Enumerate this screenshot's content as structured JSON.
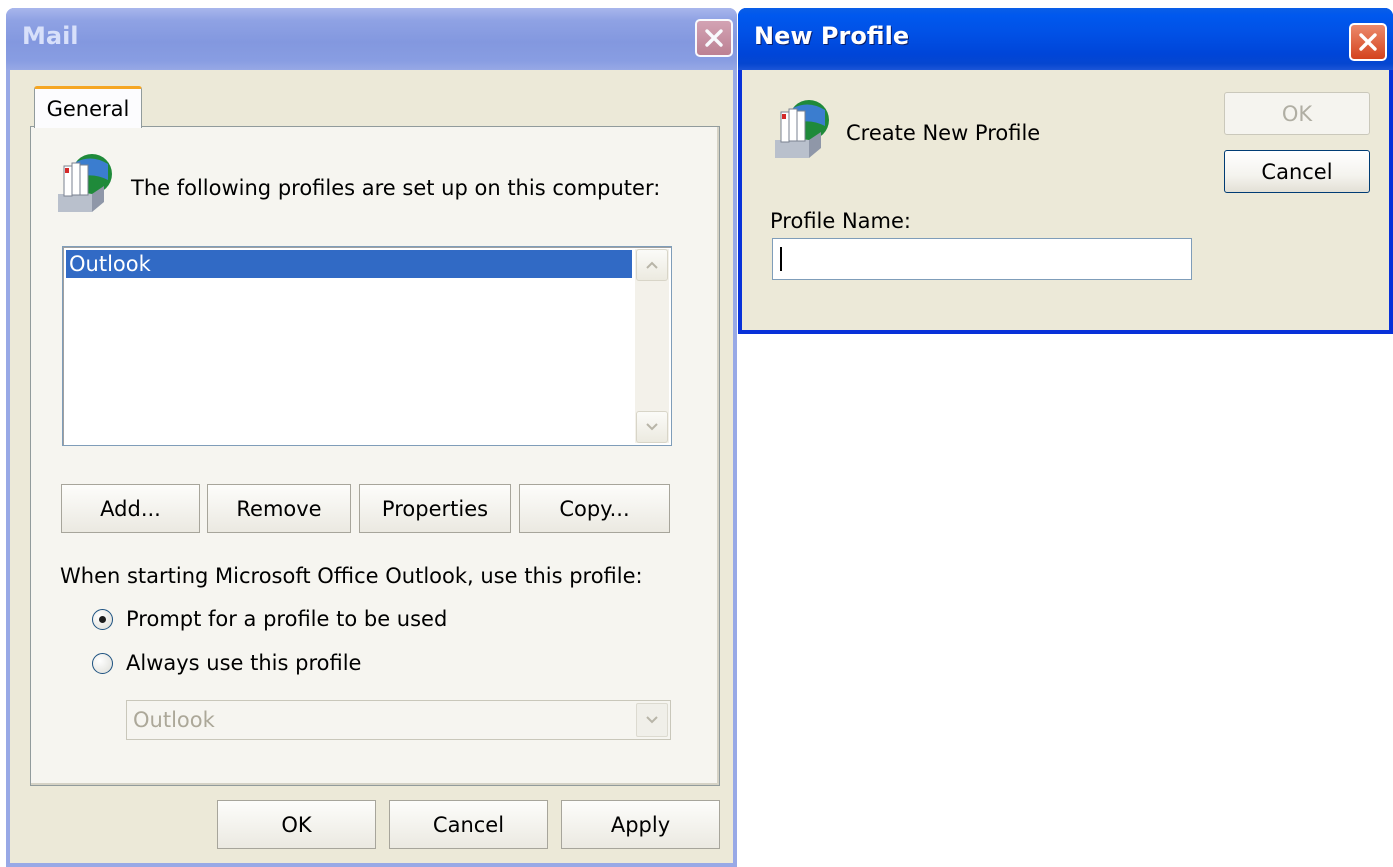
{
  "mail": {
    "title": "Mail",
    "tab_general": "General",
    "intro": "The following profiles are set up on this computer:",
    "profiles": [
      "Outlook"
    ],
    "buttons": {
      "add": "Add...",
      "remove": "Remove",
      "properties": "Properties",
      "copy": "Copy..."
    },
    "startup_label": "When starting Microsoft Office Outlook, use this profile:",
    "radio_prompt": "Prompt for a profile to be used",
    "radio_always": "Always use this profile",
    "radio_selected": "prompt",
    "profile_combo_value": "Outlook",
    "footer": {
      "ok": "OK",
      "cancel": "Cancel",
      "apply": "Apply"
    }
  },
  "new_profile": {
    "title": "New Profile",
    "heading": "Create New Profile",
    "name_label": "Profile Name:",
    "name_value": "",
    "ok": "OK",
    "cancel": "Cancel"
  },
  "icons": {
    "close": "close-icon",
    "profiles": "mail-profiles-icon",
    "scroll_up": "scroll-up-arrow-icon",
    "scroll_down": "scroll-down-arrow-icon",
    "dropdown": "chevron-down-icon"
  },
  "colors": {
    "active_title": "#0151e6",
    "inactive_title": "#8398df",
    "selection": "#316ac5",
    "dialog_bg": "#ece9d8"
  }
}
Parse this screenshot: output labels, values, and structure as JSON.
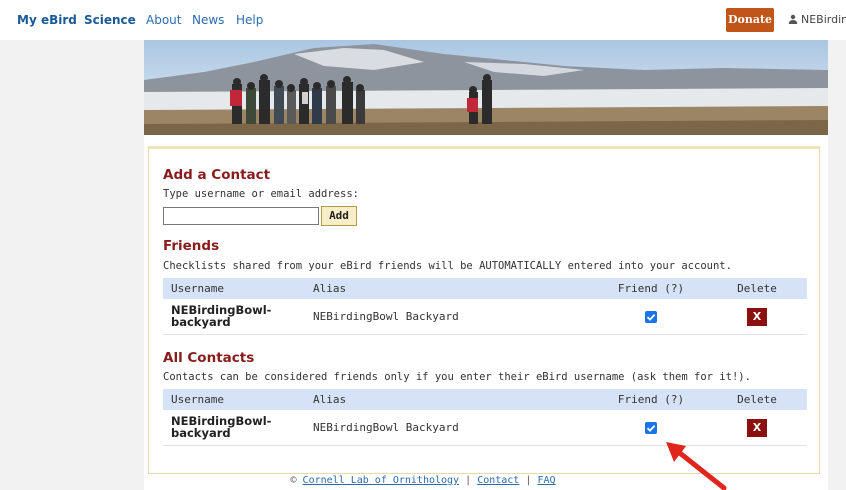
{
  "nav": {
    "my_ebird": "My eBird",
    "science": "Science",
    "about": "About",
    "news": "News",
    "help": "Help",
    "donate": "Donate",
    "user": "NEBirdingBowl"
  },
  "add_contact": {
    "title": "Add a Contact",
    "instruction": "Type username or email address:",
    "input_value": "",
    "add_label": "Add"
  },
  "friends": {
    "title": "Friends",
    "description": "Checklists shared from your eBird friends will be AUTOMATICALLY entered into your account.",
    "columns": [
      "Username",
      "Alias",
      "Friend (?)",
      "Delete"
    ],
    "rows": [
      {
        "username_line1": "NEBirdingBowl-",
        "username_line2": "backyard",
        "alias": "NEBirdingBowl Backyard",
        "friend": true,
        "delete": "X"
      }
    ]
  },
  "all_contacts": {
    "title": "All Contacts",
    "description": "Contacts can be considered friends only if you enter their eBird username (ask them for it!).",
    "columns": [
      "Username",
      "Alias",
      "Friend (?)",
      "Delete"
    ],
    "rows": [
      {
        "username_line1": "NEBirdingBowl-",
        "username_line2": "backyard",
        "alias": "NEBirdingBowl Backyard",
        "friend": true,
        "delete": "X"
      }
    ]
  },
  "footer": {
    "copyright": "©",
    "cornell": "Cornell Lab of Ornithology",
    "sep1": "|",
    "contact": "Contact",
    "sep2": "|",
    "faq": "FAQ"
  },
  "colors": {
    "accent_heading": "#8a1b1b",
    "donate": "#c0551a",
    "table_header": "#d6e3f7",
    "checkbox": "#1a73e8",
    "delete": "#8b1010",
    "annotation_arrow": "#e0261c"
  },
  "icons": [
    "user-icon",
    "checkbox-checked-icon",
    "delete-x-icon",
    "annotation-arrow-icon"
  ]
}
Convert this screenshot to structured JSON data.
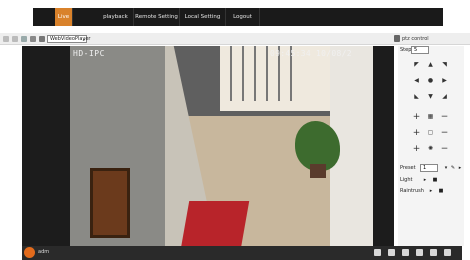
{
  "nav": {
    "tabs": [
      {
        "label": "Live"
      },
      {
        "label": "playback"
      },
      {
        "label": "Remote Setting"
      },
      {
        "label": "Local Setting"
      },
      {
        "label": "Logout"
      }
    ]
  },
  "toolbar": {
    "player_select": "WebVideoPlayer",
    "ptz_label": "ptz control"
  },
  "video": {
    "osd_name": "HD-IPC",
    "osd_time": "09:45:34 10/08/2"
  },
  "ptz": {
    "step_label": "Step",
    "step_value": "5",
    "preset_label": "Preset",
    "preset_value": "1",
    "light_label": "Light",
    "raintrush_label": "Raintrush"
  },
  "bottom": {
    "user": "adm"
  },
  "colors": {
    "active_tab": "#d9822b",
    "nav_bg": "#1a1a1a"
  }
}
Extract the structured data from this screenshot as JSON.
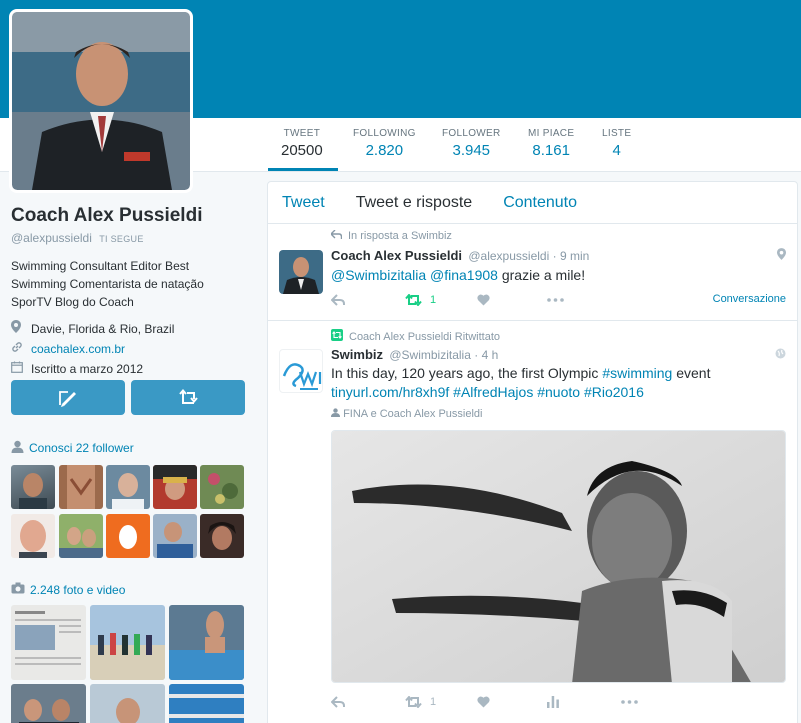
{
  "stats": [
    {
      "label": "TWEET",
      "value": "20500"
    },
    {
      "label": "FOLLOWING",
      "value": "2.820"
    },
    {
      "label": "FOLLOWER",
      "value": "3.945"
    },
    {
      "label": "MI PIACE",
      "value": "8.161"
    },
    {
      "label": "LISTE",
      "value": "4"
    }
  ],
  "profile": {
    "name": "Coach Alex Pussieldi",
    "handle": "@alexpussieldi",
    "follows_you": "TI SEGUE",
    "bio": "Swimming Consultant Editor Best Swimming Comentarista de natação SporTV Blog do Coach",
    "location": "Davie, Florida & Rio, Brazil",
    "website": "coachalex.com.br",
    "joined": "Iscritto a marzo 2012"
  },
  "followers_section": {
    "label": "Conosci 22 follower"
  },
  "media_section": {
    "label": "2.248 foto e video"
  },
  "tabs": [
    "Tweet",
    "Tweet e risposte",
    "Contenuto"
  ],
  "tweets": [
    {
      "context": "In risposta a Swimbiz",
      "author": "Coach Alex Pussieldi",
      "handle": "@alexpussieldi",
      "time": "9 min",
      "mention1": "@Swimbizitalia",
      "mention2": "@fina1908",
      "text": "grazie a mile!",
      "retweets": "1",
      "conversation": "Conversazione"
    },
    {
      "context": "Coach Alex Pussieldi Ritwittato",
      "author": "Swimbiz",
      "handle": "@Swimbizitalia",
      "time": "4 h",
      "text_start": "In this day, 120 years ago, the first Olympic",
      "hashtag1": "#swimming",
      "text_end": "event",
      "link": "tinyurl.com/hr8xh9f",
      "hashtag2": "#AlfredHajos",
      "hashtag3": "#nuoto",
      "hashtag4": "#Rio2016",
      "mentioned": "FINA e Coach Alex Pussieldi",
      "retweets": "1"
    }
  ],
  "colors": {
    "banner": "#0084b4",
    "link": "#0084b4",
    "retweet": "#19cf86",
    "button": "#3a99c5"
  }
}
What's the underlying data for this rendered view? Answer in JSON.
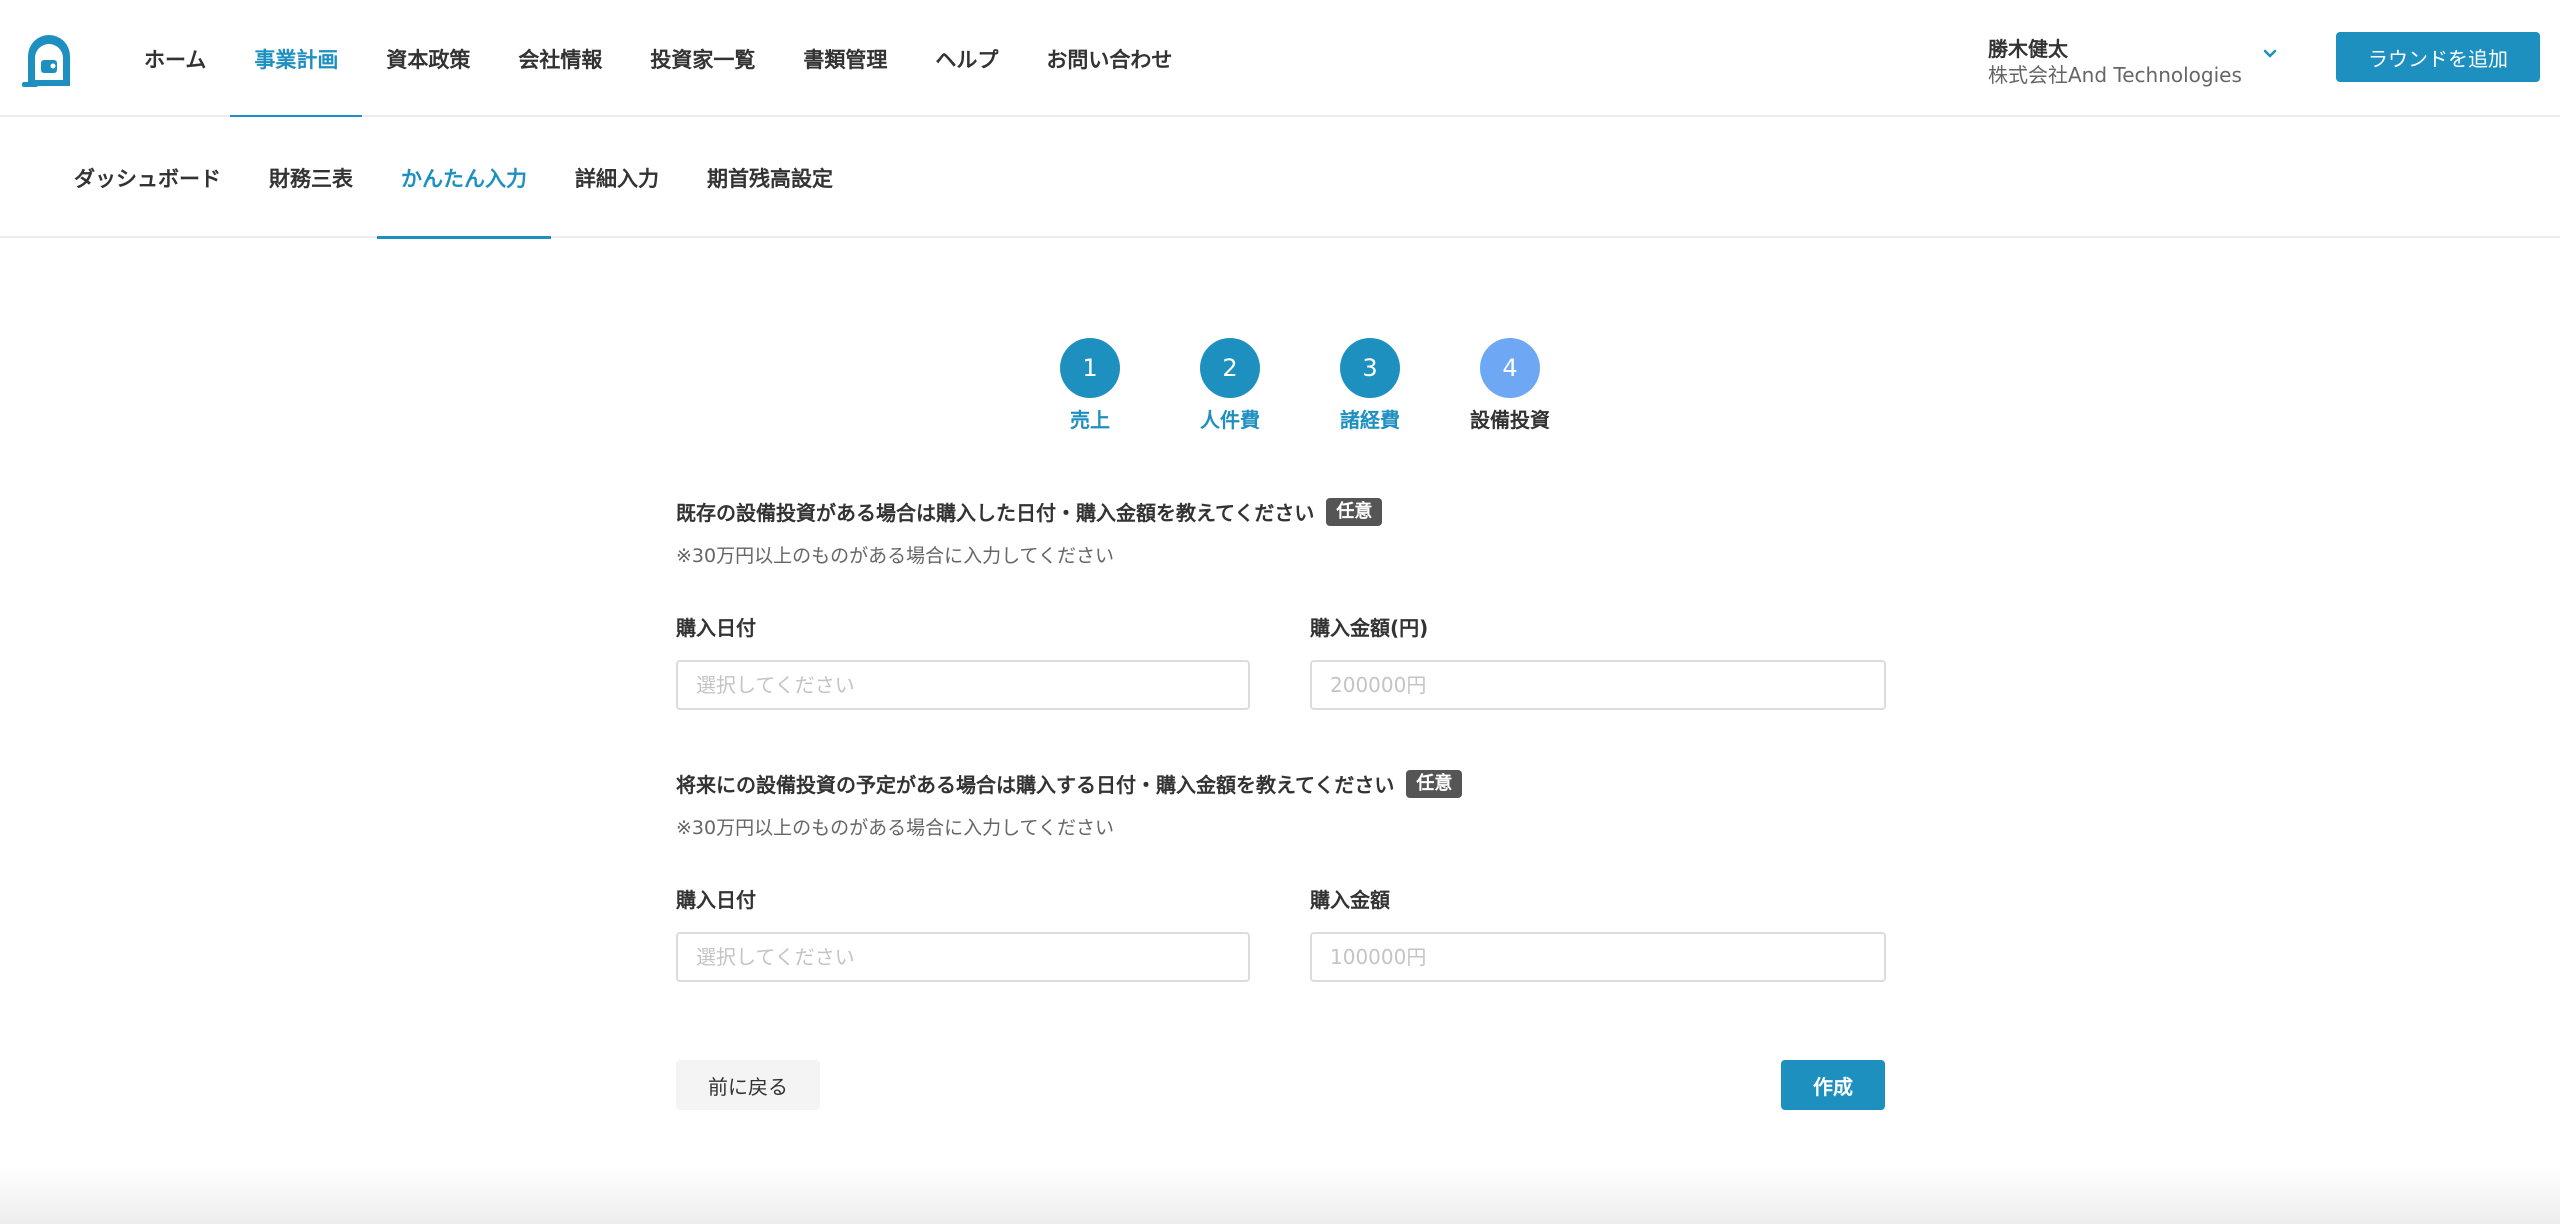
{
  "header": {
    "logo_icon": "door-logo-icon",
    "nav": [
      {
        "label": "ホーム",
        "active": false
      },
      {
        "label": "事業計画",
        "active": true
      },
      {
        "label": "資本政策",
        "active": false
      },
      {
        "label": "会社情報",
        "active": false
      },
      {
        "label": "投資家一覧",
        "active": false
      },
      {
        "label": "書類管理",
        "active": false
      },
      {
        "label": "ヘルプ",
        "active": false
      },
      {
        "label": "お問い合わせ",
        "active": false
      }
    ],
    "user": {
      "name": "勝木健太",
      "company": "株式会社And Technologies",
      "chevron_icon": "chevron-down-icon"
    },
    "add_round_label": "ラウンドを追加"
  },
  "subnav": [
    {
      "label": "ダッシュボード",
      "active": false
    },
    {
      "label": "財務三表",
      "active": false
    },
    {
      "label": "かんたん入力",
      "active": true
    },
    {
      "label": "詳細入力",
      "active": false
    },
    {
      "label": "期首残高設定",
      "active": false
    }
  ],
  "steps": [
    {
      "number": "1",
      "label": "売上",
      "state": "done"
    },
    {
      "number": "2",
      "label": "人件費",
      "state": "done"
    },
    {
      "number": "3",
      "label": "諸経費",
      "state": "done"
    },
    {
      "number": "4",
      "label": "設備投資",
      "state": "current"
    }
  ],
  "existing": {
    "title": "既存の設備投資がある場合は購入した日付・購入金額を教えてください",
    "badge": "任意",
    "note": "※30万円以上のものがある場合に入力してください",
    "date_label": "購入日付",
    "date_placeholder": "選択してください",
    "amount_label": "購入金額(円)",
    "amount_placeholder": "200000円"
  },
  "future": {
    "title": "将来にの設備投資の予定がある場合は購入する日付・購入金額を教えてください",
    "badge": "任意",
    "note": "※30万円以上のものがある場合に入力してください",
    "date_label": "購入日付",
    "date_placeholder": "選択してください",
    "amount_label": "購入金額",
    "amount_placeholder": "100000円"
  },
  "actions": {
    "back_label": "前に戻る",
    "create_label": "作成"
  },
  "colors": {
    "accent": "#1e90c0",
    "step_current": "#6ea8f5",
    "badge": "#555555"
  }
}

EXERCISE BRIEF - Pull out every line of the entries that includes the word "JSON".

OUTPUT -
Enumerate this screenshot's content as structured JSON.
Parse this screenshot: output labels, values, and structure as JSON.
Convert this screenshot to structured JSON data.
Extract the structured data from this screenshot as JSON.
What's the underlying data for this rendered view? Answer in JSON.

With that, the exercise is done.